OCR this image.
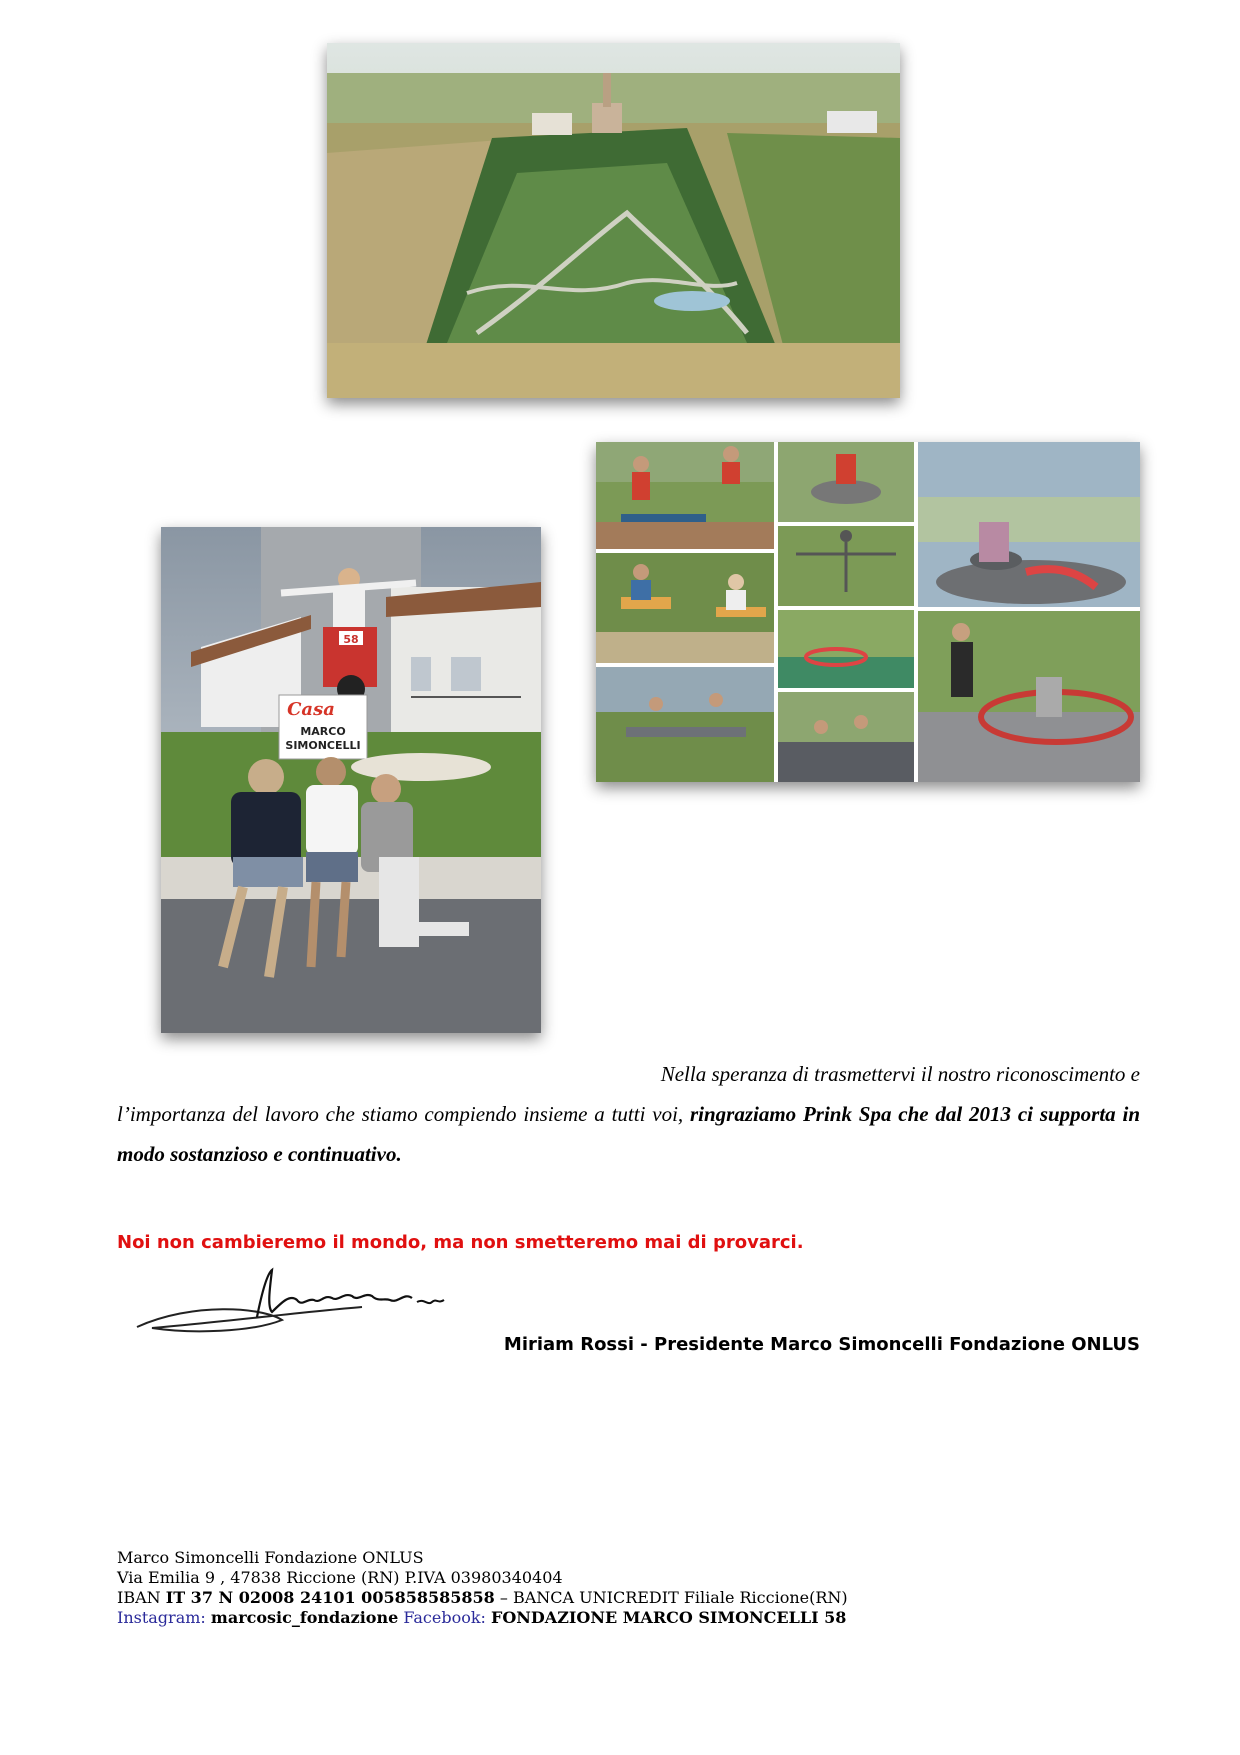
58
Casa
MARCO
SIMONCELLI
Nella speranza di trasmettervi il nostro riconoscimento e
l’importanza del lavoro che stiamo compiendo insieme a tutti voi, ringraziamo Prink Spa che dal 2013 ci supporta in modo sostanzioso e continuativo.
Noi non cambieremo il mondo, ma non smetteremo mai di provarci.
Miriam Rossi - Presidente Marco Simoncelli Fondazione ONLUS
Marco Simoncelli Fondazione ONLUS
Via Emilia 9 , 47838 Riccione (RN) P.IVA 03980340404
IBAN IT 37 N 02008 24101 005858585858 – BANCA UNICREDIT Filiale Riccione(RN)
Instagram: marcosic_fondazione Facebook: FONDAZIONE MARCO SIMONCELLI 58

===============

## Problem
Give an exact copy of the material, leaving out every picture.

## Reply to the exercise
OCR this image.
58
Casa
MARCO
SIMONCELLI
Nella speranza di trasmettervi il nostro riconoscimento e
l’importanza del lavoro che stiamo compiendo insieme a tutti voi, ringraziamo Prink Spa che dal 2013 ci supporta in modo sostanzioso e continuativo.
Noi non cambieremo il mondo, ma non smetteremo mai di provarci.
Miriam Rossi - Presidente Marco Simoncelli Fondazione ONLUS
Marco Simoncelli Fondazione ONLUS
Via Emilia 9 , 47838 Riccione (RN) P.IVA 03980340404
IBAN IT 37 N 02008 24101 005858585858 – BANCA UNICREDIT Filiale Riccione(RN)
Instagram: marcosic_fondazione Facebook: FONDAZIONE MARCO SIMONCELLI 58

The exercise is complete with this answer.